**What you should do**
Every line that contains "color" counts once; give the total number of such lines, with no other words.

**Dataset**
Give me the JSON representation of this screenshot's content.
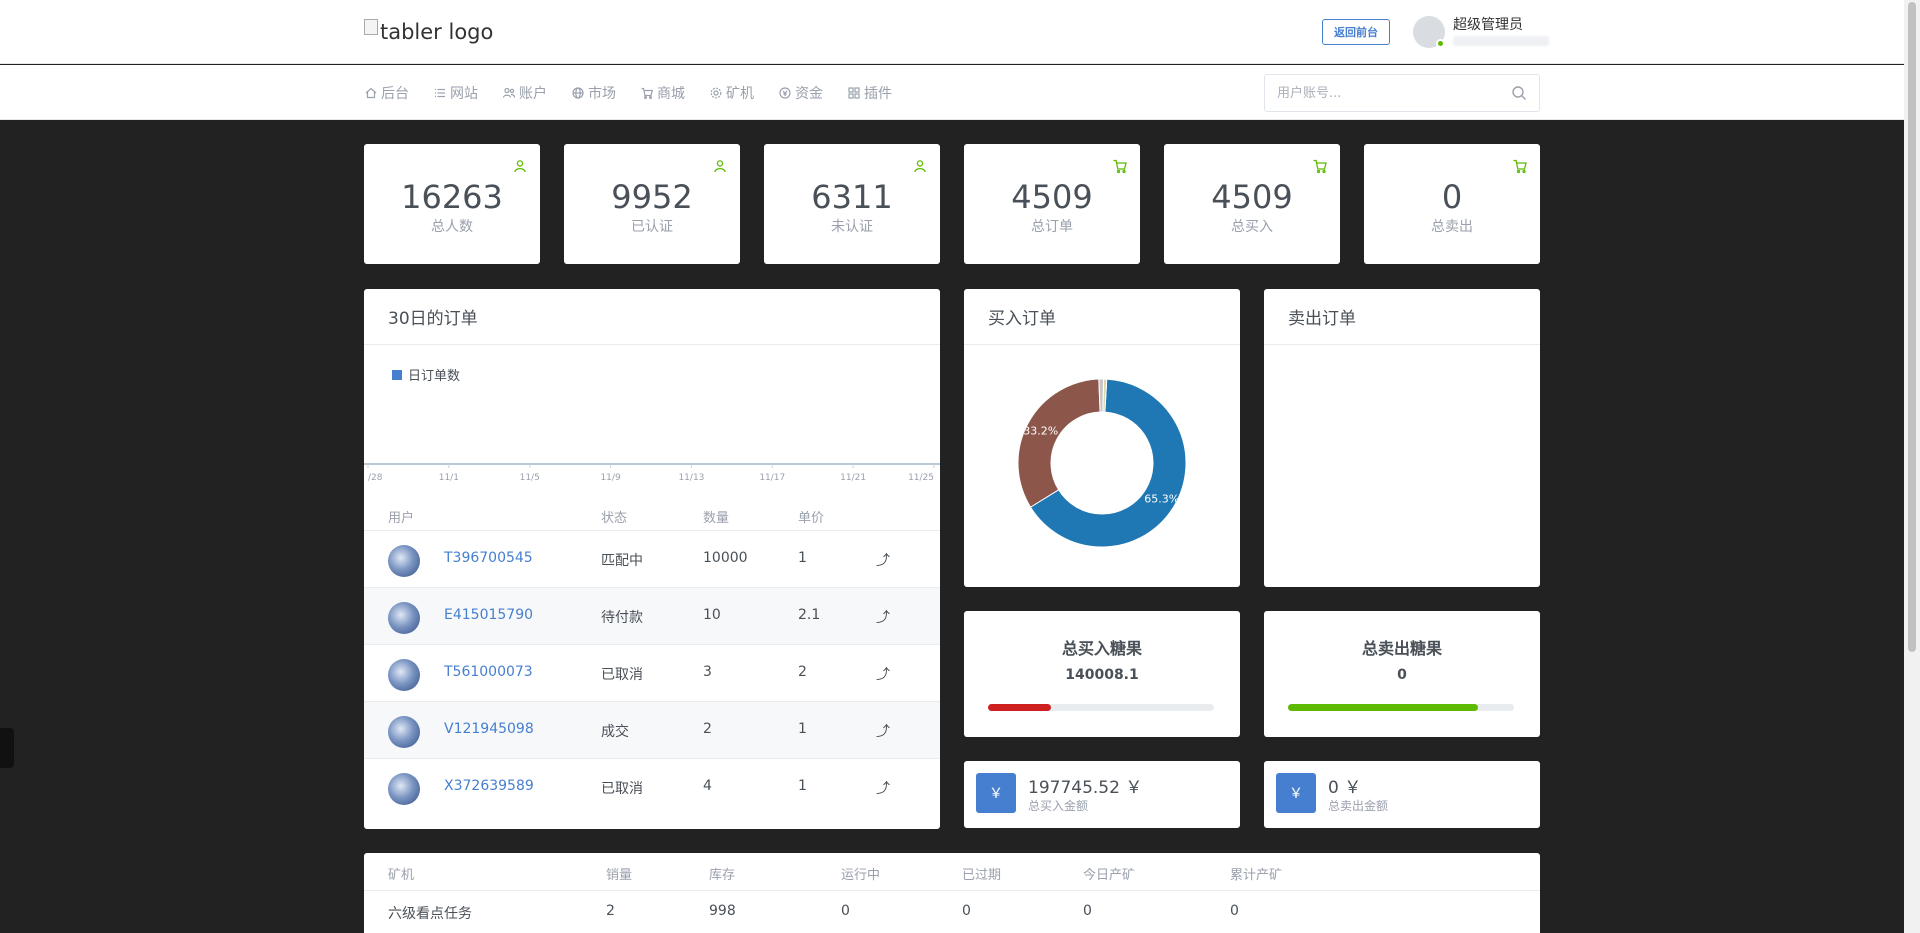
{
  "header": {
    "logo_alt": "tabler logo",
    "back_front_label": "返回前台",
    "user_name": "超级管理员"
  },
  "nav": {
    "items": [
      {
        "label": "后台",
        "icon": "home-icon"
      },
      {
        "label": "网站",
        "icon": "list-icon"
      },
      {
        "label": "账户",
        "icon": "users-icon"
      },
      {
        "label": "市场",
        "icon": "globe-icon"
      },
      {
        "label": "商城",
        "icon": "cart-icon"
      },
      {
        "label": "矿机",
        "icon": "settings-icon"
      },
      {
        "label": "资金",
        "icon": "coin-icon"
      },
      {
        "label": "插件",
        "icon": "grid-icon"
      }
    ],
    "search_placeholder": "用户账号..."
  },
  "stats": [
    {
      "value": "16263",
      "label": "总人数",
      "icon": "user-icon"
    },
    {
      "value": "9952",
      "label": "已认证",
      "icon": "user-icon"
    },
    {
      "value": "6311",
      "label": "未认证",
      "icon": "user-icon"
    },
    {
      "value": "4509",
      "label": "总订单",
      "icon": "cart-icon"
    },
    {
      "value": "4509",
      "label": "总买入",
      "icon": "cart-icon"
    },
    {
      "value": "0",
      "label": "总卖出",
      "icon": "cart-icon"
    }
  ],
  "orders_chart": {
    "title": "30日的订单",
    "legend": "日订单数",
    "x_ticks": [
      "/28",
      "11/1",
      "11/5",
      "11/9",
      "11/13",
      "11/17",
      "11/21",
      "11/25"
    ],
    "color": "#467fcf"
  },
  "orders_table": {
    "headers": {
      "user": "用户",
      "status": "状态",
      "qty": "数量",
      "price": "单价"
    },
    "rows": [
      {
        "user": "T396700545",
        "status": "匹配中",
        "qty": "10000",
        "price": "1",
        "action": "⤴"
      },
      {
        "user": "E415015790",
        "status": "待付款",
        "qty": "10",
        "price": "2.1",
        "action": "⤴"
      },
      {
        "user": "T561000073",
        "status": "已取消",
        "qty": "3",
        "price": "2",
        "action": "⤴"
      },
      {
        "user": "V121945098",
        "status": "成交",
        "qty": "2",
        "price": "1",
        "action": "⤴"
      },
      {
        "user": "X372639589",
        "status": "已取消",
        "qty": "4",
        "price": "1",
        "action": "⤴"
      }
    ]
  },
  "buy_orders": {
    "title": "买入订单",
    "chart_data": {
      "type": "pie",
      "slices": [
        {
          "label": "65.3%",
          "value": 65.3,
          "color": "#1f77b4"
        },
        {
          "label": "33.2%",
          "value": 33.2,
          "color": "#8c564b"
        },
        {
          "label": "",
          "value": 0.9,
          "color": "#c7c7c7"
        },
        {
          "label": "",
          "value": 0.6,
          "color": "#d9d9b0"
        }
      ]
    }
  },
  "sell_orders": {
    "title": "卖出订单"
  },
  "total_buy_candy": {
    "title": "总买入糖果",
    "value": "140008.1",
    "progress": 0.28,
    "color": "#cd201f"
  },
  "total_sell_candy": {
    "title": "总卖出糖果",
    "value": "0",
    "progress": 0.84,
    "color": "#5eba00"
  },
  "total_buy_amount": {
    "value": "197745.52 ￥",
    "label": "总买入金额",
    "badge": "￥"
  },
  "total_sell_amount": {
    "value": "0 ￥",
    "label": "总卖出金额",
    "badge": "￥"
  },
  "miners_table": {
    "headers": [
      "矿机",
      "销量",
      "库存",
      "运行中",
      "已过期",
      "今日产矿",
      "累计产矿"
    ],
    "rows": [
      [
        "六级看点任务",
        "2",
        "998",
        "0",
        "0",
        "0",
        "0"
      ]
    ]
  }
}
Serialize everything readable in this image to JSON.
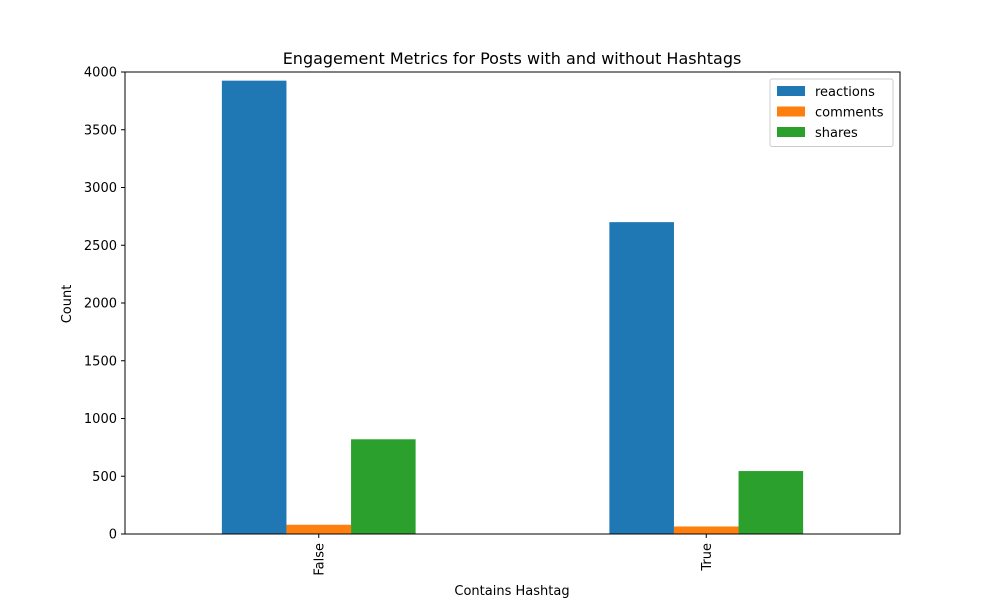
{
  "chart_data": {
    "type": "bar",
    "title": "Engagement Metrics for Posts with and without Hashtags",
    "xlabel": "Contains Hashtag",
    "ylabel": "Count",
    "categories": [
      "False",
      "True"
    ],
    "series": [
      {
        "name": "reactions",
        "values": [
          3925,
          2700
        ],
        "color": "#1f77b4"
      },
      {
        "name": "comments",
        "values": [
          80,
          65
        ],
        "color": "#ff7f0e"
      },
      {
        "name": "shares",
        "values": [
          820,
          545
        ],
        "color": "#2ca02c"
      }
    ],
    "ylim": [
      0,
      4000
    ],
    "yticks": [
      "0",
      "500",
      "1000",
      "1500",
      "2000",
      "2500",
      "3000",
      "3500",
      "4000"
    ],
    "grid": false,
    "legend_position": "top-right"
  }
}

**Solution to this problem**
10